>>>

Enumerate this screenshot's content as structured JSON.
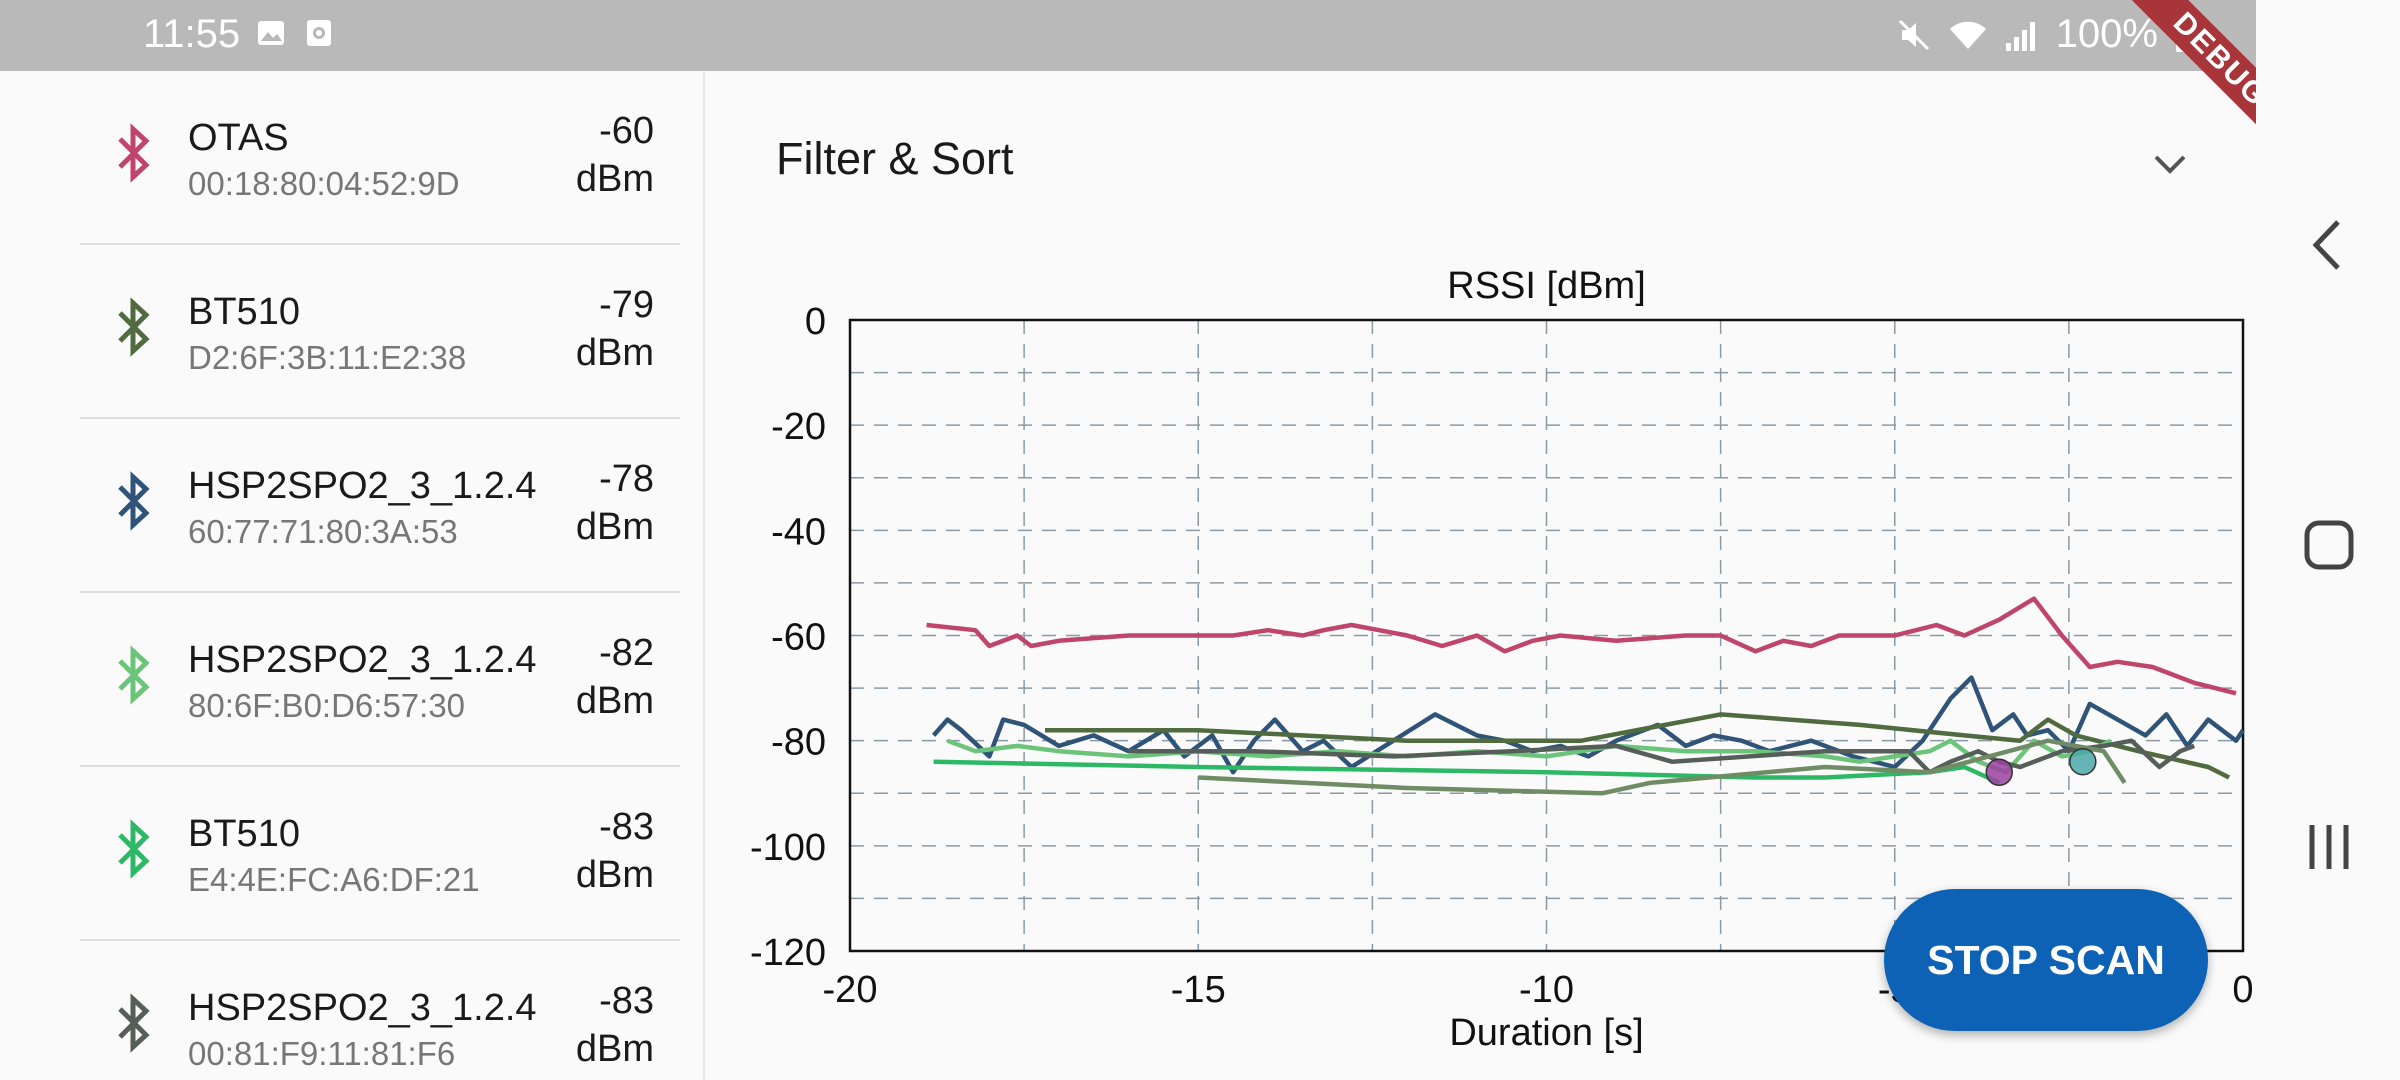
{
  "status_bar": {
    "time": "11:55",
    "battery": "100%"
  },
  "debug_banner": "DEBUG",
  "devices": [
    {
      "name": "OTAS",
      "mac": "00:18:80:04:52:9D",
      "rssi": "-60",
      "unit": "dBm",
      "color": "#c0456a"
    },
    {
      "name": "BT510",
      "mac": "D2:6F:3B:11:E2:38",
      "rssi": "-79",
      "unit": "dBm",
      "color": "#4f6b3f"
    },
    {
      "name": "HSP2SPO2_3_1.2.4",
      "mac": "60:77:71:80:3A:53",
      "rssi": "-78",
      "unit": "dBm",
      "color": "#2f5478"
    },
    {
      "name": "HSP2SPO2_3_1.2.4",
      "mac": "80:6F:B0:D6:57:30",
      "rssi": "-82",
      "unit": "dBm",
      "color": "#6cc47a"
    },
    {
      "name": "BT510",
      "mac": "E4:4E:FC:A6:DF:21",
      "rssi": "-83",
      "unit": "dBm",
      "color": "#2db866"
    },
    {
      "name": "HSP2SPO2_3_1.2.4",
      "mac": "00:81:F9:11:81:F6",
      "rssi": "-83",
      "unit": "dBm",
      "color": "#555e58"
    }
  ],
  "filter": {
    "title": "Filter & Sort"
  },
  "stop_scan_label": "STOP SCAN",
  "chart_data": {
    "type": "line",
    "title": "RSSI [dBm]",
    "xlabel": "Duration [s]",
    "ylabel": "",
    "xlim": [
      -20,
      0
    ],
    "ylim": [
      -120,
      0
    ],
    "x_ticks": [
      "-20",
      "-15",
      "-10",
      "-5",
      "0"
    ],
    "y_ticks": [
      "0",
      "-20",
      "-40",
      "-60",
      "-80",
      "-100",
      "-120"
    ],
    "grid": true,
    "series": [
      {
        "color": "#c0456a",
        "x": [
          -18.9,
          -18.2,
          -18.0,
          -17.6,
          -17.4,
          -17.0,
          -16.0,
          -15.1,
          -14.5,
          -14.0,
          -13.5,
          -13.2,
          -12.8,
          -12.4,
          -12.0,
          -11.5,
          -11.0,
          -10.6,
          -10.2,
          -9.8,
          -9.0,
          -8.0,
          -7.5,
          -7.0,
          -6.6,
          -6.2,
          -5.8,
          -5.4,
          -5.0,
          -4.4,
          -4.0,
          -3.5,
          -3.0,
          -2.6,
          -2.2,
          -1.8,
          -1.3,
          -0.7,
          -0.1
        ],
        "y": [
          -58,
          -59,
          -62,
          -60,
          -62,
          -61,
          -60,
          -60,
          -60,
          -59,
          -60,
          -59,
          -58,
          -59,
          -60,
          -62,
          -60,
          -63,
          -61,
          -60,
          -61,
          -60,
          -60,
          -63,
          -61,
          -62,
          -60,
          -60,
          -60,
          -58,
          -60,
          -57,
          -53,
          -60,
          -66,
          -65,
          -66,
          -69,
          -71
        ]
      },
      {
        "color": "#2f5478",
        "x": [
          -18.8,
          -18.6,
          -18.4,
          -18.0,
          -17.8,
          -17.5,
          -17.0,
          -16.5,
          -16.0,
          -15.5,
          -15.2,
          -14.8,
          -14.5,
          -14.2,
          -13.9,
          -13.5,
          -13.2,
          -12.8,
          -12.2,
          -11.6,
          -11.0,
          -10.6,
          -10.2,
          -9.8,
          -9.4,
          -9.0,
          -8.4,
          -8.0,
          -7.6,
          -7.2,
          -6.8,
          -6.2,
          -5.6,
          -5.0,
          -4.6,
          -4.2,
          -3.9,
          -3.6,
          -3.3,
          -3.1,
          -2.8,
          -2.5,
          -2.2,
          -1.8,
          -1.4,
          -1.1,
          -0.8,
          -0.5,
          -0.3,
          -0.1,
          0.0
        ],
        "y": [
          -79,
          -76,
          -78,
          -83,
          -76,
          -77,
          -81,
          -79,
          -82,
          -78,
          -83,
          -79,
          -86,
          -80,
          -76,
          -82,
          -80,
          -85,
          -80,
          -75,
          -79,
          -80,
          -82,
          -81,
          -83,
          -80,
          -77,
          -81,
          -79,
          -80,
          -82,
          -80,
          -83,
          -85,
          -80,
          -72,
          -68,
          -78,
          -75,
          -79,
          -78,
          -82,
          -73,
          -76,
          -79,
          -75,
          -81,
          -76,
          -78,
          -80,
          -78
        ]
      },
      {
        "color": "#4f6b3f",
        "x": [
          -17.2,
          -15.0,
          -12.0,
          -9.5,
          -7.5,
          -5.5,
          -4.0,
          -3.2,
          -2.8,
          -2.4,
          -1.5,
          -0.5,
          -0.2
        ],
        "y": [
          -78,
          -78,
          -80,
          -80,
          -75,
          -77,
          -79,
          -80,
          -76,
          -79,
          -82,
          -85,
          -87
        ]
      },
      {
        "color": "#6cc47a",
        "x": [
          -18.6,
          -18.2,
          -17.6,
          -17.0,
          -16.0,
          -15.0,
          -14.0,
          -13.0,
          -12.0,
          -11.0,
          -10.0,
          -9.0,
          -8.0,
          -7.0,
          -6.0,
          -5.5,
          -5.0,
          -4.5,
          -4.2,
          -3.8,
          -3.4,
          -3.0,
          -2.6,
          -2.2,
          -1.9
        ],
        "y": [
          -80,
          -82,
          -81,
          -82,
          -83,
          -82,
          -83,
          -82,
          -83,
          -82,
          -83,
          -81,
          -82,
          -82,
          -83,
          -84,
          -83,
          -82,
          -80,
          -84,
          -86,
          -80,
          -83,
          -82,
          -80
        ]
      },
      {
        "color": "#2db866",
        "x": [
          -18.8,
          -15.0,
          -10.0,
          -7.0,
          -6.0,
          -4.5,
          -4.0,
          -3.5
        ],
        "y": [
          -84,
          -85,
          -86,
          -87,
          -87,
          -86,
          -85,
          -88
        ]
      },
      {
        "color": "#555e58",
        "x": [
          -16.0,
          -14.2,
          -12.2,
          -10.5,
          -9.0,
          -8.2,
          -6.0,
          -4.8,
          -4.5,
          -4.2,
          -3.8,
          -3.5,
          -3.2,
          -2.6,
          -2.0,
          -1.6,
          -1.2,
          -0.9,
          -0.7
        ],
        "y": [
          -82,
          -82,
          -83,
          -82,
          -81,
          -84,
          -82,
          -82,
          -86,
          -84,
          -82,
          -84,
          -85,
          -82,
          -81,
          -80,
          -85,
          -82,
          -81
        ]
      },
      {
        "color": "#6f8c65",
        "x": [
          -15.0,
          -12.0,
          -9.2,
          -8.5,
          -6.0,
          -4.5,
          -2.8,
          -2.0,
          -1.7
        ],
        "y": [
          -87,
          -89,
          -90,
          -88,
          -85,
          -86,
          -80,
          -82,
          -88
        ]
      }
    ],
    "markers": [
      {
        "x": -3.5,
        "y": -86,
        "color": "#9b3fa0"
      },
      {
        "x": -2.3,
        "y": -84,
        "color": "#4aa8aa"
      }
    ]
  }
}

<<<

**Request**
Pictures are excluded; copy every other part of the records exactly.

**Answer to the exercise**
Enumerate this screenshot's content as structured JSON.
{
  "status_bar": {
    "time": "11:55",
    "battery": "100%"
  },
  "debug_banner": "DEBUG",
  "devices": [
    {
      "name": "OTAS",
      "mac": "00:18:80:04:52:9D",
      "rssi": "-60",
      "unit": "dBm",
      "color": "#c0456a"
    },
    {
      "name": "BT510",
      "mac": "D2:6F:3B:11:E2:38",
      "rssi": "-79",
      "unit": "dBm",
      "color": "#4f6b3f"
    },
    {
      "name": "HSP2SPO2_3_1.2.4",
      "mac": "60:77:71:80:3A:53",
      "rssi": "-78",
      "unit": "dBm",
      "color": "#2f5478"
    },
    {
      "name": "HSP2SPO2_3_1.2.4",
      "mac": "80:6F:B0:D6:57:30",
      "rssi": "-82",
      "unit": "dBm",
      "color": "#6cc47a"
    },
    {
      "name": "BT510",
      "mac": "E4:4E:FC:A6:DF:21",
      "rssi": "-83",
      "unit": "dBm",
      "color": "#2db866"
    },
    {
      "name": "HSP2SPO2_3_1.2.4",
      "mac": "00:81:F9:11:81:F6",
      "rssi": "-83",
      "unit": "dBm",
      "color": "#555e58"
    }
  ],
  "filter": {
    "title": "Filter & Sort"
  },
  "stop_scan_label": "STOP SCAN",
  "chart_data": {
    "type": "line",
    "title": "RSSI [dBm]",
    "xlabel": "Duration [s]",
    "ylabel": "",
    "xlim": [
      -20,
      0
    ],
    "ylim": [
      -120,
      0
    ],
    "x_ticks": [
      "-20",
      "-15",
      "-10",
      "-5",
      "0"
    ],
    "y_ticks": [
      "0",
      "-20",
      "-40",
      "-60",
      "-80",
      "-100",
      "-120"
    ],
    "grid": true,
    "series": [
      {
        "color": "#c0456a",
        "x": [
          -18.9,
          -18.2,
          -18.0,
          -17.6,
          -17.4,
          -17.0,
          -16.0,
          -15.1,
          -14.5,
          -14.0,
          -13.5,
          -13.2,
          -12.8,
          -12.4,
          -12.0,
          -11.5,
          -11.0,
          -10.6,
          -10.2,
          -9.8,
          -9.0,
          -8.0,
          -7.5,
          -7.0,
          -6.6,
          -6.2,
          -5.8,
          -5.4,
          -5.0,
          -4.4,
          -4.0,
          -3.5,
          -3.0,
          -2.6,
          -2.2,
          -1.8,
          -1.3,
          -0.7,
          -0.1
        ],
        "y": [
          -58,
          -59,
          -62,
          -60,
          -62,
          -61,
          -60,
          -60,
          -60,
          -59,
          -60,
          -59,
          -58,
          -59,
          -60,
          -62,
          -60,
          -63,
          -61,
          -60,
          -61,
          -60,
          -60,
          -63,
          -61,
          -62,
          -60,
          -60,
          -60,
          -58,
          -60,
          -57,
          -53,
          -60,
          -66,
          -65,
          -66,
          -69,
          -71
        ]
      },
      {
        "color": "#2f5478",
        "x": [
          -18.8,
          -18.6,
          -18.4,
          -18.0,
          -17.8,
          -17.5,
          -17.0,
          -16.5,
          -16.0,
          -15.5,
          -15.2,
          -14.8,
          -14.5,
          -14.2,
          -13.9,
          -13.5,
          -13.2,
          -12.8,
          -12.2,
          -11.6,
          -11.0,
          -10.6,
          -10.2,
          -9.8,
          -9.4,
          -9.0,
          -8.4,
          -8.0,
          -7.6,
          -7.2,
          -6.8,
          -6.2,
          -5.6,
          -5.0,
          -4.6,
          -4.2,
          -3.9,
          -3.6,
          -3.3,
          -3.1,
          -2.8,
          -2.5,
          -2.2,
          -1.8,
          -1.4,
          -1.1,
          -0.8,
          -0.5,
          -0.3,
          -0.1,
          0.0
        ],
        "y": [
          -79,
          -76,
          -78,
          -83,
          -76,
          -77,
          -81,
          -79,
          -82,
          -78,
          -83,
          -79,
          -86,
          -80,
          -76,
          -82,
          -80,
          -85,
          -80,
          -75,
          -79,
          -80,
          -82,
          -81,
          -83,
          -80,
          -77,
          -81,
          -79,
          -80,
          -82,
          -80,
          -83,
          -85,
          -80,
          -72,
          -68,
          -78,
          -75,
          -79,
          -78,
          -82,
          -73,
          -76,
          -79,
          -75,
          -81,
          -76,
          -78,
          -80,
          -78
        ]
      },
      {
        "color": "#4f6b3f",
        "x": [
          -17.2,
          -15.0,
          -12.0,
          -9.5,
          -7.5,
          -5.5,
          -4.0,
          -3.2,
          -2.8,
          -2.4,
          -1.5,
          -0.5,
          -0.2
        ],
        "y": [
          -78,
          -78,
          -80,
          -80,
          -75,
          -77,
          -79,
          -80,
          -76,
          -79,
          -82,
          -85,
          -87
        ]
      },
      {
        "color": "#6cc47a",
        "x": [
          -18.6,
          -18.2,
          -17.6,
          -17.0,
          -16.0,
          -15.0,
          -14.0,
          -13.0,
          -12.0,
          -11.0,
          -10.0,
          -9.0,
          -8.0,
          -7.0,
          -6.0,
          -5.5,
          -5.0,
          -4.5,
          -4.2,
          -3.8,
          -3.4,
          -3.0,
          -2.6,
          -2.2,
          -1.9
        ],
        "y": [
          -80,
          -82,
          -81,
          -82,
          -83,
          -82,
          -83,
          -82,
          -83,
          -82,
          -83,
          -81,
          -82,
          -82,
          -83,
          -84,
          -83,
          -82,
          -80,
          -84,
          -86,
          -80,
          -83,
          -82,
          -80
        ]
      },
      {
        "color": "#2db866",
        "x": [
          -18.8,
          -15.0,
          -10.0,
          -7.0,
          -6.0,
          -4.5,
          -4.0,
          -3.5
        ],
        "y": [
          -84,
          -85,
          -86,
          -87,
          -87,
          -86,
          -85,
          -88
        ]
      },
      {
        "color": "#555e58",
        "x": [
          -16.0,
          -14.2,
          -12.2,
          -10.5,
          -9.0,
          -8.2,
          -6.0,
          -4.8,
          -4.5,
          -4.2,
          -3.8,
          -3.5,
          -3.2,
          -2.6,
          -2.0,
          -1.6,
          -1.2,
          -0.9,
          -0.7
        ],
        "y": [
          -82,
          -82,
          -83,
          -82,
          -81,
          -84,
          -82,
          -82,
          -86,
          -84,
          -82,
          -84,
          -85,
          -82,
          -81,
          -80,
          -85,
          -82,
          -81
        ]
      },
      {
        "color": "#6f8c65",
        "x": [
          -15.0,
          -12.0,
          -9.2,
          -8.5,
          -6.0,
          -4.5,
          -2.8,
          -2.0,
          -1.7
        ],
        "y": [
          -87,
          -89,
          -90,
          -88,
          -85,
          -86,
          -80,
          -82,
          -88
        ]
      }
    ],
    "markers": [
      {
        "x": -3.5,
        "y": -86,
        "color": "#9b3fa0"
      },
      {
        "x": -2.3,
        "y": -84,
        "color": "#4aa8aa"
      }
    ]
  }
}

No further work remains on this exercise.